* _EXERCISE_:
Restate each line of the listing exactly, without carrying over any pictures.
───── PROVIDED DATA ─────
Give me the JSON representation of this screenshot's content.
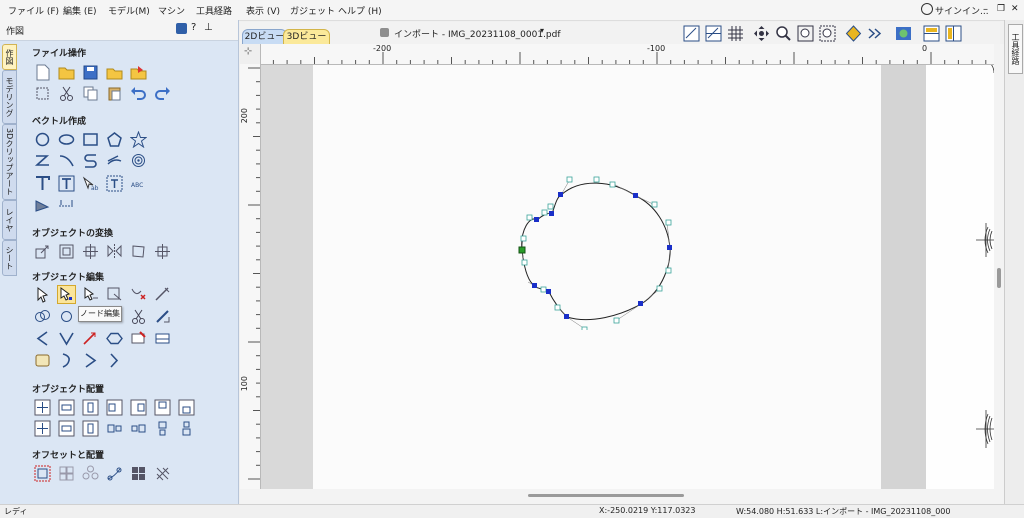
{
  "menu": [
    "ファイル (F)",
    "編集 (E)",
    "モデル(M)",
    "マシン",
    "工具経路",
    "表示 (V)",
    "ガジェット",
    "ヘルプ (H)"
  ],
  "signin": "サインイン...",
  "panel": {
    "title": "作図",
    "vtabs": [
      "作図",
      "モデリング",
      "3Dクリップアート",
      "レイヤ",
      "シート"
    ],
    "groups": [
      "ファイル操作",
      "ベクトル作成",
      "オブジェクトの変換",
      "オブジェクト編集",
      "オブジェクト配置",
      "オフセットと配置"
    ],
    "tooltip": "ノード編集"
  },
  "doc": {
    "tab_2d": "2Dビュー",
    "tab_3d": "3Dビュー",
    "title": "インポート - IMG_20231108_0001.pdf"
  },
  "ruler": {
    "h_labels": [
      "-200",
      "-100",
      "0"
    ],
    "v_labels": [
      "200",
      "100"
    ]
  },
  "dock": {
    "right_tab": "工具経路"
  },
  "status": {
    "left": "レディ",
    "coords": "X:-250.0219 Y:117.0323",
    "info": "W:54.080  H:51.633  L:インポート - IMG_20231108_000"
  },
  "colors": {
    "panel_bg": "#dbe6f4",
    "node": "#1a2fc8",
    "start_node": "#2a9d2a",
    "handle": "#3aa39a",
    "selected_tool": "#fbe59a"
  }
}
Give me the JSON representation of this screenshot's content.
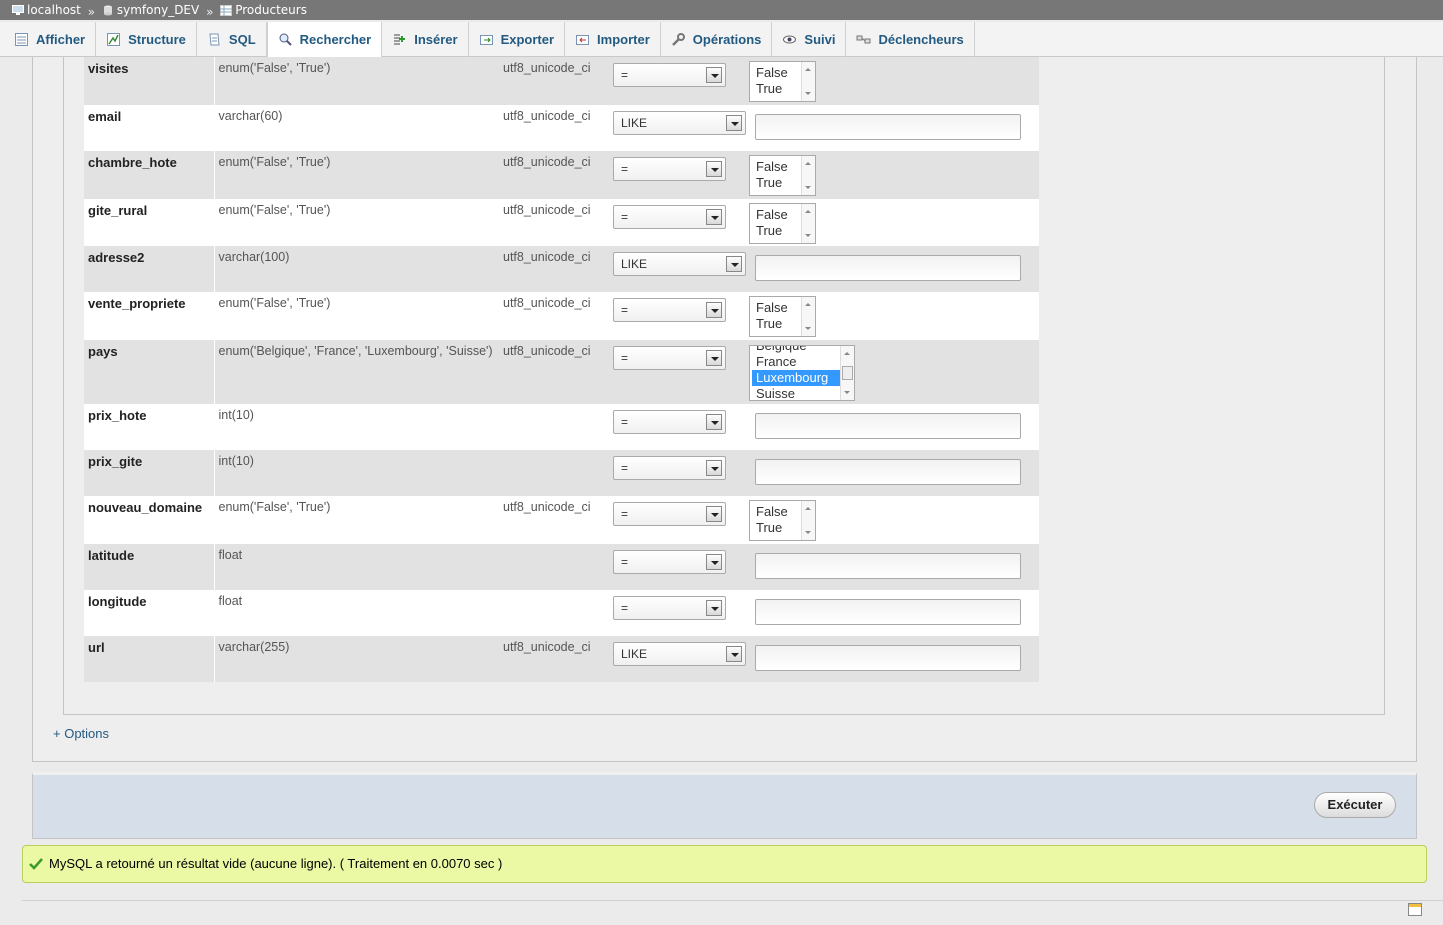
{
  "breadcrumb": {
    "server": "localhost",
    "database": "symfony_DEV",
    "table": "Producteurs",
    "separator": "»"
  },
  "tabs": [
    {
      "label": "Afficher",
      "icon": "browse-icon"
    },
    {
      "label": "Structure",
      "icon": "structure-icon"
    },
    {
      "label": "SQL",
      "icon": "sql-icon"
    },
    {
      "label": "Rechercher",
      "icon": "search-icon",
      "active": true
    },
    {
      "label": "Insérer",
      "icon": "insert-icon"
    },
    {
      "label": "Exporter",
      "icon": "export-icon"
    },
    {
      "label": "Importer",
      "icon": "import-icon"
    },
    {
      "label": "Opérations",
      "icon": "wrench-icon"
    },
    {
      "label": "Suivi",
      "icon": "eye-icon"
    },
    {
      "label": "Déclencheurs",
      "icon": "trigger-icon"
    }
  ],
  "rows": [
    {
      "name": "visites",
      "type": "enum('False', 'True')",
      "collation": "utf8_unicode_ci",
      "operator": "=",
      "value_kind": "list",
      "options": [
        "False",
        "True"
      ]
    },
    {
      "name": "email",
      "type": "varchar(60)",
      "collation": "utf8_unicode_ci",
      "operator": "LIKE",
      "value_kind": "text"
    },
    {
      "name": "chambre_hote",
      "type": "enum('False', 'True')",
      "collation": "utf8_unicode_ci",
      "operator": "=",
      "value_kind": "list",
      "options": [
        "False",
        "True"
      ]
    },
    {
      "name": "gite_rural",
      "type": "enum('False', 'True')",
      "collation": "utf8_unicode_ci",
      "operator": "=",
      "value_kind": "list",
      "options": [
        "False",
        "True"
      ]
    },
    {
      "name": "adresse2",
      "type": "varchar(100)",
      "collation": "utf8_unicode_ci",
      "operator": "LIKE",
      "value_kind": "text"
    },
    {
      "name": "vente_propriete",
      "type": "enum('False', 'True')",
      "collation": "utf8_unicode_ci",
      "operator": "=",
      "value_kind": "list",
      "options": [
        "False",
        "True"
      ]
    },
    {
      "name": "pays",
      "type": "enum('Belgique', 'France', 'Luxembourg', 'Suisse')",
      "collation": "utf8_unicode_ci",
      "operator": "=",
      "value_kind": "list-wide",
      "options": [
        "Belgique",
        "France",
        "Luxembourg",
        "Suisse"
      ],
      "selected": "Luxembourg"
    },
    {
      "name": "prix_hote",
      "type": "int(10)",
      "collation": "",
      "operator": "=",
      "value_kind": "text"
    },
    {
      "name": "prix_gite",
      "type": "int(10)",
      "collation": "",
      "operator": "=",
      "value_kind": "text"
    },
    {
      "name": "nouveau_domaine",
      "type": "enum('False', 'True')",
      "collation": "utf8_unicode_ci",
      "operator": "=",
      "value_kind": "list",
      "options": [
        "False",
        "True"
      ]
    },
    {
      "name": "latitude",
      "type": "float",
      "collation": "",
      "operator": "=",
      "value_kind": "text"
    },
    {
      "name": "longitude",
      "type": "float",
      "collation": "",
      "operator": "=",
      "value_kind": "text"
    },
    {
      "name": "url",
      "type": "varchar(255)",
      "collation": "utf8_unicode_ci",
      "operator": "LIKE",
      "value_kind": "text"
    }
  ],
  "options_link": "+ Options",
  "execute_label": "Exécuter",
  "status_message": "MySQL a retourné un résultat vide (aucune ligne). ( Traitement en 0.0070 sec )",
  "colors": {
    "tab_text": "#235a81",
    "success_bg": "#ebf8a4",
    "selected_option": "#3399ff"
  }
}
─────
* _RESULT OF THE EXERCISE_:
Give me the JSON representation of this screenshot's content.
{
  "menu": [
    "ファイル (F)",
    "編集 (E)",
    "モデル(M)",
    "マシン",
    "工具経路",
    "表示 (V)",
    "ガジェット",
    "ヘルプ (H)"
  ],
  "signin": "サインイン...",
  "panel": {
    "title": "作図",
    "vtabs": [
      "作図",
      "モデリング",
      "3Dクリップアート",
      "レイヤ",
      "シート"
    ],
    "groups": [
      "ファイル操作",
      "ベクトル作成",
      "オブジェクトの変換",
      "オブジェクト編集",
      "オブジェクト配置",
      "オフセットと配置"
    ],
    "tooltip": "ノード編集"
  },
  "doc": {
    "tab_2d": "2Dビュー",
    "tab_3d": "3Dビュー",
    "title": "インポート - IMG_20231108_0001.pdf"
  },
  "ruler": {
    "h_labels": [
      "-200",
      "-100",
      "0"
    ],
    "v_labels": [
      "200",
      "100"
    ]
  },
  "dock": {
    "right_tab": "工具経路"
  },
  "status": {
    "left": "レディ",
    "coords": "X:-250.0219 Y:117.0323",
    "info": "W:54.080  H:51.633  L:インポート - IMG_20231108_000"
  },
  "colors": {
    "panel_bg": "#dbe6f4",
    "node": "#1a2fc8",
    "start_node": "#2a9d2a",
    "handle": "#3aa39a",
    "selected_tool": "#fbe59a"
  }
}
Give me the JSON representation of this screenshot's content.
{
  "breadcrumb": {
    "server": "localhost",
    "database": "symfony_DEV",
    "table": "Producteurs",
    "separator": "»"
  },
  "tabs": [
    {
      "label": "Afficher",
      "icon": "browse-icon"
    },
    {
      "label": "Structure",
      "icon": "structure-icon"
    },
    {
      "label": "SQL",
      "icon": "sql-icon"
    },
    {
      "label": "Rechercher",
      "icon": "search-icon",
      "active": true
    },
    {
      "label": "Insérer",
      "icon": "insert-icon"
    },
    {
      "label": "Exporter",
      "icon": "export-icon"
    },
    {
      "label": "Importer",
      "icon": "import-icon"
    },
    {
      "label": "Opérations",
      "icon": "wrench-icon"
    },
    {
      "label": "Suivi",
      "icon": "eye-icon"
    },
    {
      "label": "Déclencheurs",
      "icon": "trigger-icon"
    }
  ],
  "rows": [
    {
      "name": "visites",
      "type": "enum('False', 'True')",
      "collation": "utf8_unicode_ci",
      "operator": "=",
      "value_kind": "list",
      "options": [
        "False",
        "True"
      ]
    },
    {
      "name": "email",
      "type": "varchar(60)",
      "collation": "utf8_unicode_ci",
      "operator": "LIKE",
      "value_kind": "text"
    },
    {
      "name": "chambre_hote",
      "type": "enum('False', 'True')",
      "collation": "utf8_unicode_ci",
      "operator": "=",
      "value_kind": "list",
      "options": [
        "False",
        "True"
      ]
    },
    {
      "name": "gite_rural",
      "type": "enum('False', 'True')",
      "collation": "utf8_unicode_ci",
      "operator": "=",
      "value_kind": "list",
      "options": [
        "False",
        "True"
      ]
    },
    {
      "name": "adresse2",
      "type": "varchar(100)",
      "collation": "utf8_unicode_ci",
      "operator": "LIKE",
      "value_kind": "text"
    },
    {
      "name": "vente_propriete",
      "type": "enum('False', 'True')",
      "collation": "utf8_unicode_ci",
      "operator": "=",
      "value_kind": "list",
      "options": [
        "False",
        "True"
      ]
    },
    {
      "name": "pays",
      "type": "enum('Belgique', 'France', 'Luxembourg', 'Suisse')",
      "collation": "utf8_unicode_ci",
      "operator": "=",
      "value_kind": "list-wide",
      "options": [
        "Belgique",
        "France",
        "Luxembourg",
        "Suisse"
      ],
      "selected": "Luxembourg"
    },
    {
      "name": "prix_hote",
      "type": "int(10)",
      "collation": "",
      "operator": "=",
      "value_kind": "text"
    },
    {
      "name": "prix_gite",
      "type": "int(10)",
      "collation": "",
      "operator": "=",
      "value_kind": "text"
    },
    {
      "name": "nouveau_domaine",
      "type": "enum('False', 'True')",
      "collation": "utf8_unicode_ci",
      "operator": "=",
      "value_kind": "list",
      "options": [
        "False",
        "True"
      ]
    },
    {
      "name": "latitude",
      "type": "float",
      "collation": "",
      "operator": "=",
      "value_kind": "text"
    },
    {
      "name": "longitude",
      "type": "float",
      "collation": "",
      "operator": "=",
      "value_kind": "text"
    },
    {
      "name": "url",
      "type": "varchar(255)",
      "collation": "utf8_unicode_ci",
      "operator": "LIKE",
      "value_kind": "text"
    }
  ],
  "options_link": "+ Options",
  "execute_label": "Exécuter",
  "status_message": "MySQL a retourné un résultat vide (aucune ligne). ( Traitement en 0.0070 sec )",
  "colors": {
    "tab_text": "#235a81",
    "success_bg": "#ebf8a4",
    "selected_option": "#3399ff"
  }
}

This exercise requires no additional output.